Instruction
Copy each line with the word "token" in it.

Rows from a dataset
Start

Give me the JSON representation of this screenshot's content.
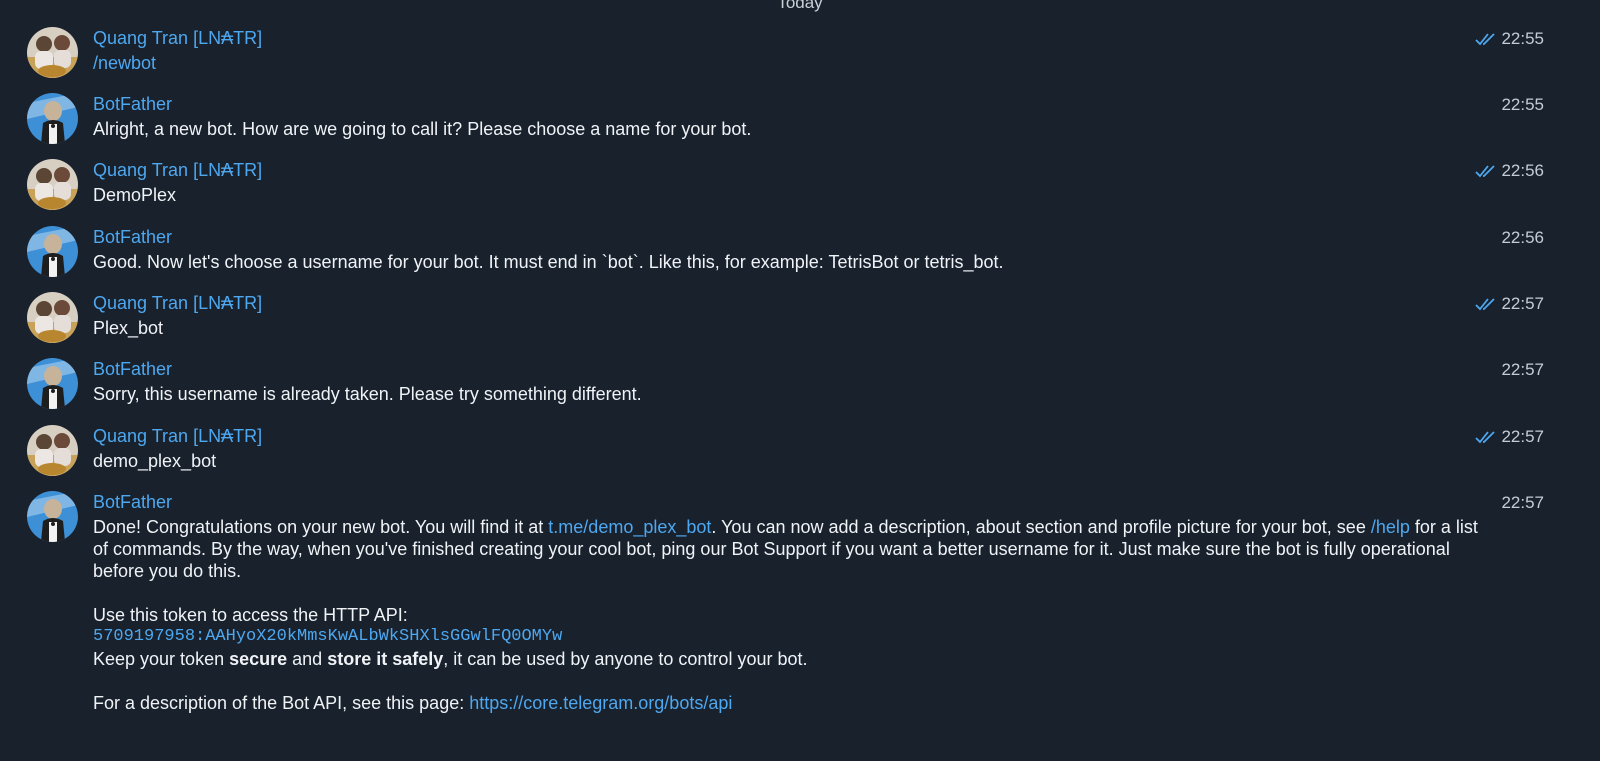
{
  "date_separator": "Today",
  "colors": {
    "background": "#19212d",
    "accent": "#4da8f0",
    "text": "#f0f3f6",
    "muted": "#c4ccd5"
  },
  "messages": [
    {
      "sender": "Quang Tran [LN₳TR]",
      "text": "/newbot",
      "time": "22:55",
      "read": true
    },
    {
      "sender": "BotFather",
      "text": "Alright, a new bot. How are we going to call it? Please choose a name for your bot.",
      "time": "22:55"
    },
    {
      "sender": "Quang Tran [LN₳TR]",
      "text": "DemoPlex",
      "time": "22:56",
      "read": true
    },
    {
      "sender": "BotFather",
      "text": "Good. Now let's choose a username for your bot. It must end in `bot`. Like this, for example: TetrisBot or tetris_bot.",
      "time": "22:56"
    },
    {
      "sender": "Quang Tran [LN₳TR]",
      "text": "Plex_bot",
      "time": "22:57",
      "read": true
    },
    {
      "sender": "BotFather",
      "text": "Sorry, this username is already taken. Please try something different.",
      "time": "22:57"
    },
    {
      "sender": "Quang Tran [LN₳TR]",
      "text": "demo_plex_bot",
      "time": "22:57",
      "read": true
    },
    {
      "sender": "BotFather",
      "time": "22:57",
      "done": {
        "part1": "Done! Congratulations on your new bot. You will find it at ",
        "link_bot": "t.me/demo_plex_bot",
        "part2": ". You can now add a description, about section and profile picture for your bot, see ",
        "link_help": "/help",
        "part3": " for a list of commands. By the way, when you've finished creating your cool bot, ping our Bot Support if you want a better username for it. Just make sure the bot is fully operational before you do this.",
        "token_intro": "Use this token to access the HTTP API:",
        "token": "5709197958:AAHyoX20kMmsKwALbWkSHXlsGGwlFQ0OMYw",
        "keep_a": "Keep your token ",
        "keep_b1": "secure",
        "keep_c": " and ",
        "keep_b2": "store it safely",
        "keep_d": ", it can be used by anyone to control your bot.",
        "api_intro": "For a description of the Bot API, see this page: ",
        "api_link": "https://core.telegram.org/bots/api"
      }
    }
  ]
}
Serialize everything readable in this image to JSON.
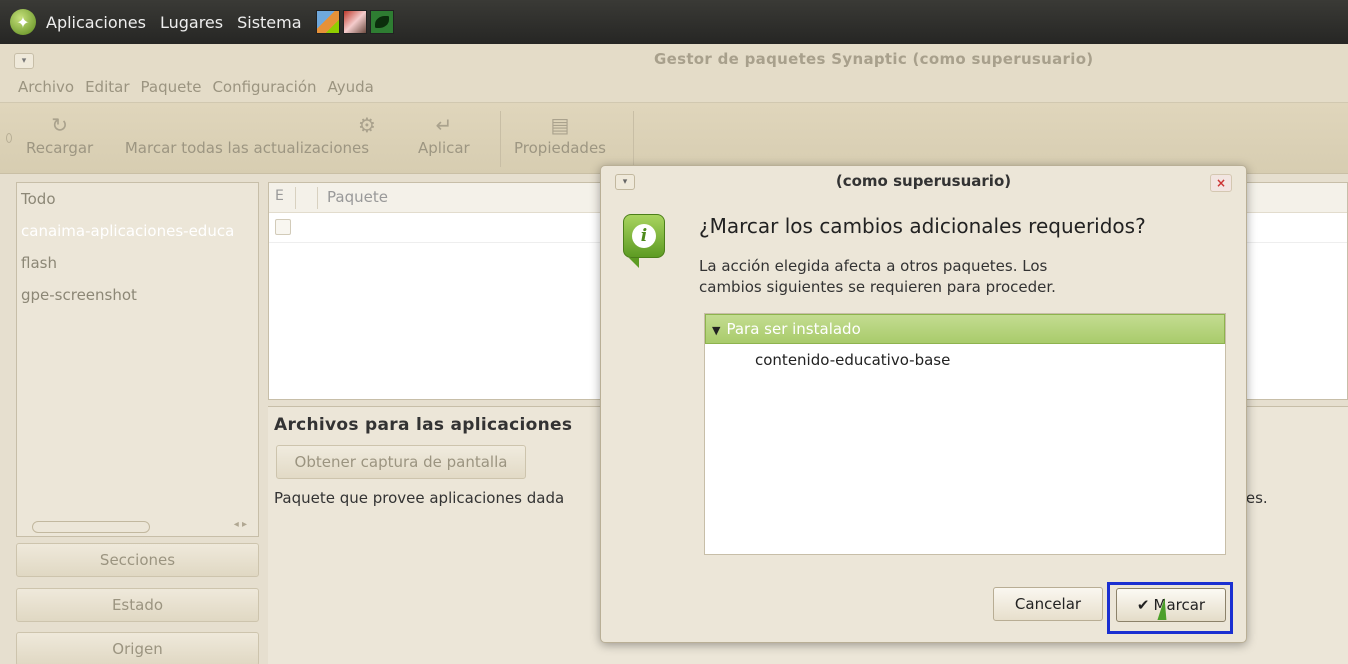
{
  "panel": {
    "menus": [
      "Aplicaciones",
      "Lugares",
      "Sistema"
    ]
  },
  "window": {
    "title": "Gestor de paquetes Synaptic (como superusuario)"
  },
  "menubar": [
    "Archivo",
    "Editar",
    "Paquete",
    "Configuración",
    "Ayuda"
  ],
  "toolbar": {
    "reload": "Recargar",
    "mark_all": "Marcar todas las actualizaciones",
    "apply": "Aplicar",
    "properties": "Propiedades"
  },
  "sidebar": {
    "items": [
      "Todo",
      "canaima-aplicaciones-educa",
      "flash",
      "gpe-screenshot"
    ],
    "buttons": [
      "Secciones",
      "Estado",
      "Origen"
    ]
  },
  "pkglist": {
    "col_e": "E",
    "col_package": "Paquete"
  },
  "desc": {
    "title": "Archivos para las aplicaciones",
    "screenshot_button": "Obtener captura de pantalla",
    "text": "Paquete que provee aplicaciones dada",
    "tail": "tes."
  },
  "dialog": {
    "title": "(como superusuario)",
    "question": "¿Marcar los cambios adicionales requeridos?",
    "message_line1": "La acción elegida afecta a otros paquetes. Los",
    "message_line2": "cambios siguientes se requieren para proceder.",
    "group": "Para ser instalado",
    "packages": [
      "contenido-educativo-base"
    ],
    "cancel": "Cancelar",
    "mark": "Marcar"
  }
}
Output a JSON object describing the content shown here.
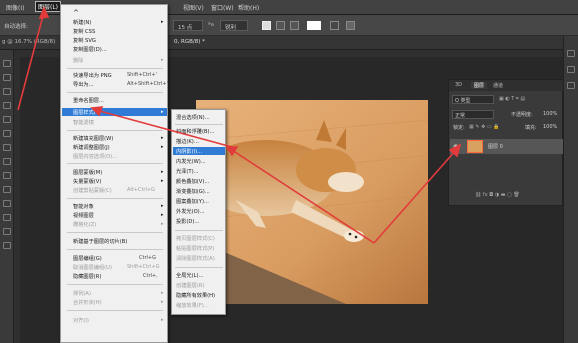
{
  "menubar": {
    "items": [
      "图像(I)",
      "图层(L)",
      "视图(V)",
      "窗口(W)",
      "帮助(H)"
    ]
  },
  "options_bar": {
    "auto_select": "自动选择:",
    "size_value": "15 点",
    "aa_value": "锐利"
  },
  "doc_tabs": {
    "tab1": "g @ 16.7% (RGB/8)",
    "tab2": "0, RGB/8) *"
  },
  "layer_menu": {
    "items": [
      {
        "label": "新建(N)",
        "shortcut": "",
        "submenu": true,
        "disabled": false
      },
      {
        "label": "复制 CSS",
        "shortcut": "",
        "submenu": false,
        "disabled": false
      },
      {
        "label": "复制 SVG",
        "shortcut": "",
        "submenu": false,
        "disabled": false
      },
      {
        "label": "复制图层(D)...",
        "shortcut": "",
        "submenu": false,
        "disabled": false
      },
      {
        "label": "删除",
        "shortcut": "",
        "submenu": true,
        "disabled": true
      },
      {
        "label": "快速导出为 PNG",
        "shortcut": "Shift+Ctrl+'",
        "submenu": false,
        "disabled": false
      },
      {
        "label": "导出为...",
        "shortcut": "Alt+Shift+Ctrl+'",
        "submenu": false,
        "disabled": false
      },
      {
        "label": "重命名图层...",
        "shortcut": "",
        "submenu": false,
        "disabled": false
      },
      {
        "label": "图层样式(Y)",
        "shortcut": "",
        "submenu": true,
        "disabled": false,
        "highlighted": true
      },
      {
        "label": "智能滤镜",
        "shortcut": "",
        "submenu": false,
        "disabled": true
      },
      {
        "label": "新建填充图层(W)",
        "shortcut": "",
        "submenu": true,
        "disabled": false
      },
      {
        "label": "新建调整图层(J)",
        "shortcut": "",
        "submenu": true,
        "disabled": false
      },
      {
        "label": "图层内容选项(O)...",
        "shortcut": "",
        "submenu": false,
        "disabled": true
      },
      {
        "label": "图层蒙版(M)",
        "shortcut": "",
        "submenu": true,
        "disabled": false
      },
      {
        "label": "矢量蒙版(V)",
        "shortcut": "",
        "submenu": true,
        "disabled": false
      },
      {
        "label": "创建剪贴蒙版(C)",
        "shortcut": "Alt+Ctrl+G",
        "submenu": false,
        "disabled": true
      },
      {
        "label": "智能对象",
        "shortcut": "",
        "submenu": true,
        "disabled": false
      },
      {
        "label": "视频图层",
        "shortcut": "",
        "submenu": true,
        "disabled": false
      },
      {
        "label": "栅格化(Z)",
        "shortcut": "",
        "submenu": true,
        "disabled": true
      },
      {
        "label": "新建基于图层的切片(B)",
        "shortcut": "",
        "submenu": false,
        "disabled": false
      },
      {
        "label": "图层编组(G)",
        "shortcut": "Ctrl+G",
        "submenu": false,
        "disabled": false
      },
      {
        "label": "取消图层编组(U)",
        "shortcut": "Shift+Ctrl+G",
        "submenu": false,
        "disabled": true
      },
      {
        "label": "隐藏图层(R)",
        "shortcut": "Ctrl+,",
        "submenu": false,
        "disabled": false
      },
      {
        "label": "排列(A)",
        "shortcut": "",
        "submenu": true,
        "disabled": true
      },
      {
        "label": "合并形状(H)",
        "shortcut": "",
        "submenu": true,
        "disabled": true
      },
      {
        "label": "对齐(I)",
        "shortcut": "",
        "submenu": true,
        "disabled": true
      }
    ]
  },
  "style_submenu": {
    "items": [
      {
        "label": "混合选项(N)...",
        "disabled": false
      },
      {
        "label": "斜面和浮雕(B)...",
        "disabled": false
      },
      {
        "label": "描边(K)...",
        "disabled": false
      },
      {
        "label": "内阴影(I)...",
        "disabled": false,
        "highlighted": true
      },
      {
        "label": "内发光(W)...",
        "disabled": false
      },
      {
        "label": "光泽(T)...",
        "disabled": false
      },
      {
        "label": "颜色叠加(V)...",
        "disabled": false
      },
      {
        "label": "渐变叠加(G)...",
        "disabled": false
      },
      {
        "label": "图案叠加(Y)...",
        "disabled": false
      },
      {
        "label": "外发光(O)...",
        "disabled": false
      },
      {
        "label": "投影(D)...",
        "disabled": false
      },
      {
        "label": "拷贝图层样式(C)",
        "disabled": true
      },
      {
        "label": "粘贴图层样式(P)",
        "disabled": true
      },
      {
        "label": "清除图层样式(A)",
        "disabled": true
      },
      {
        "label": "全局光(L)...",
        "disabled": false
      },
      {
        "label": "创建图层(R)",
        "disabled": true
      },
      {
        "label": "隐藏所有效果(H)",
        "disabled": false
      },
      {
        "label": "缩放效果(F)...",
        "disabled": true
      }
    ]
  },
  "layers_panel": {
    "tabs": [
      "3D",
      "图层",
      "通道"
    ],
    "kind_label": "Q 类型",
    "blend_mode": "正常",
    "opacity_label": "不透明度:",
    "opacity_value": "100%",
    "lock_label": "锁定:",
    "fill_label": "填充:",
    "fill_value": "100%",
    "layer_name": "图层 0"
  },
  "colors": {
    "accent": "#2f7bd6",
    "annotation_red": "#e23b3b"
  }
}
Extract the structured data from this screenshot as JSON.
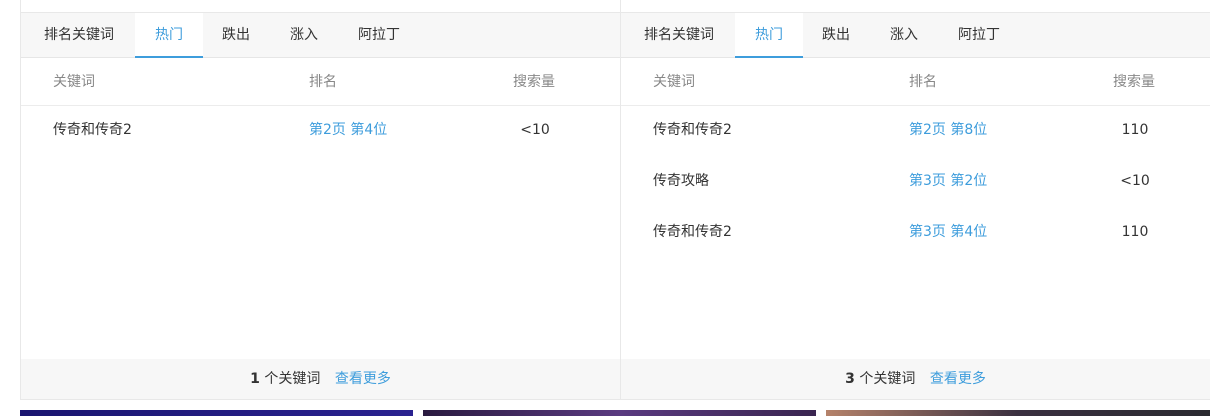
{
  "panels": [
    {
      "tabs": [
        "排名关键词",
        "热门",
        "跌出",
        "涨入",
        "阿拉丁"
      ],
      "active_tab": 1,
      "headers": {
        "keyword": "关键词",
        "rank": "排名",
        "volume": "搜索量"
      },
      "rows": [
        {
          "keyword": "传奇和传奇2",
          "rank": "第2页 第4位",
          "volume": "<10"
        }
      ],
      "footer": {
        "count": "1",
        "count_label": "个关键词",
        "more": "查看更多"
      }
    },
    {
      "tabs": [
        "排名关键词",
        "热门",
        "跌出",
        "涨入",
        "阿拉丁"
      ],
      "active_tab": 1,
      "headers": {
        "keyword": "关键词",
        "rank": "排名",
        "volume": "搜索量"
      },
      "rows": [
        {
          "keyword": "传奇和传奇2",
          "rank": "第2页 第8位",
          "volume": "110"
        },
        {
          "keyword": "传奇攻略",
          "rank": "第3页 第2位",
          "volume": "<10"
        },
        {
          "keyword": "传奇和传奇2",
          "rank": "第3页 第4位",
          "volume": "110"
        }
      ],
      "footer": {
        "count": "3",
        "count_label": "个关键词",
        "more": "查看更多"
      }
    }
  ],
  "colors": {
    "accent": "#3e9ddc",
    "tab_bar": "#f7f7f7",
    "border": "#e8e8e8"
  }
}
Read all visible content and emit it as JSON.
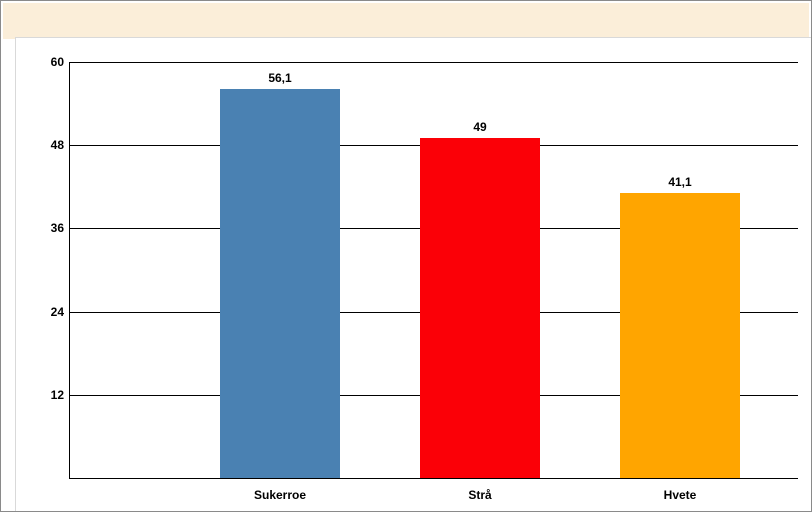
{
  "chart_data": {
    "type": "bar",
    "categories": [
      "Sukerroe",
      "Strå",
      "Hvete"
    ],
    "values": [
      56.1,
      49,
      41.1
    ],
    "value_labels": [
      "56,1",
      "49",
      "41,1"
    ],
    "colors": [
      "#4a81b2",
      "#fb0007",
      "#ffa500"
    ],
    "ylim": [
      0,
      60
    ],
    "yticks": [
      12,
      24,
      36,
      48,
      60
    ],
    "title": "",
    "xlabel": "",
    "ylabel": ""
  }
}
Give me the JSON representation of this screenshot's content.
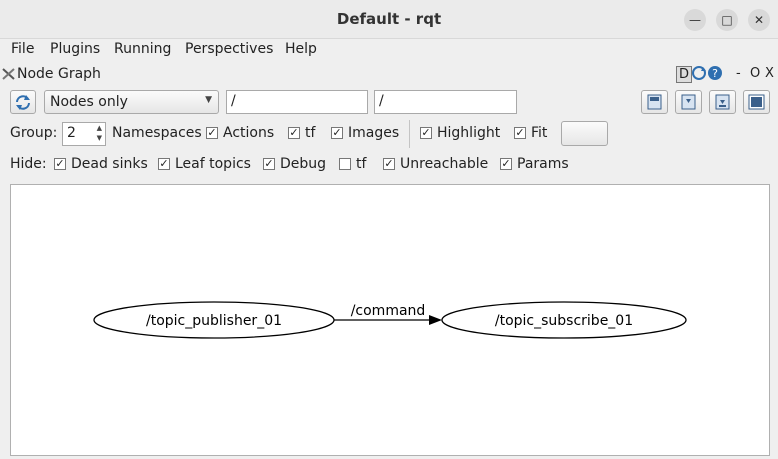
{
  "window": {
    "title": "Default - rqt"
  },
  "menubar": {
    "items": [
      "File",
      "Plugins",
      "Running",
      "Perspectives",
      "Help"
    ]
  },
  "plugin": {
    "title": "Node Graph",
    "header_controls": [
      "D",
      "-",
      "O",
      "X"
    ]
  },
  "toolbar": {
    "mode_select": "Nodes only",
    "node_filter_value": "/",
    "topic_filter_value": "/"
  },
  "group_row": {
    "group_label": "Group:",
    "group_value": "2",
    "namespaces": {
      "label": "Namespaces",
      "checked": true
    },
    "actions": {
      "label": "Actions",
      "checked": true
    },
    "tf": {
      "label": "tf",
      "checked": true
    },
    "images": {
      "label": "Images",
      "checked": true
    },
    "highlight": {
      "label": "Highlight",
      "checked": true
    },
    "fit": {
      "label": "Fit",
      "checked": true
    }
  },
  "hide_row": {
    "label": "Hide:",
    "dead_sinks": {
      "label": "Dead sinks",
      "checked": true
    },
    "leaf_topics": {
      "label": "Leaf topics",
      "checked": true
    },
    "debug": {
      "label": "Debug",
      "checked": true
    },
    "tf": {
      "label": "tf",
      "checked": false
    },
    "unreachable": {
      "label": "Unreachable",
      "checked": true
    },
    "params": {
      "label": "Params",
      "checked": true
    }
  },
  "graph": {
    "nodes": [
      {
        "id": "pub",
        "label": "/topic_publisher_01"
      },
      {
        "id": "sub",
        "label": "/topic_subscribe_01"
      }
    ],
    "edges": [
      {
        "from": "pub",
        "to": "sub",
        "label": "/command"
      }
    ]
  }
}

End

The response
        "token_intro": "Use this token to access the HTTP API:",
        "token": "5709197958:AAHyoX20kMmsKwALbWkSHXlsGGwlFQ0OMYw",
        "keep_a": "Keep your token ",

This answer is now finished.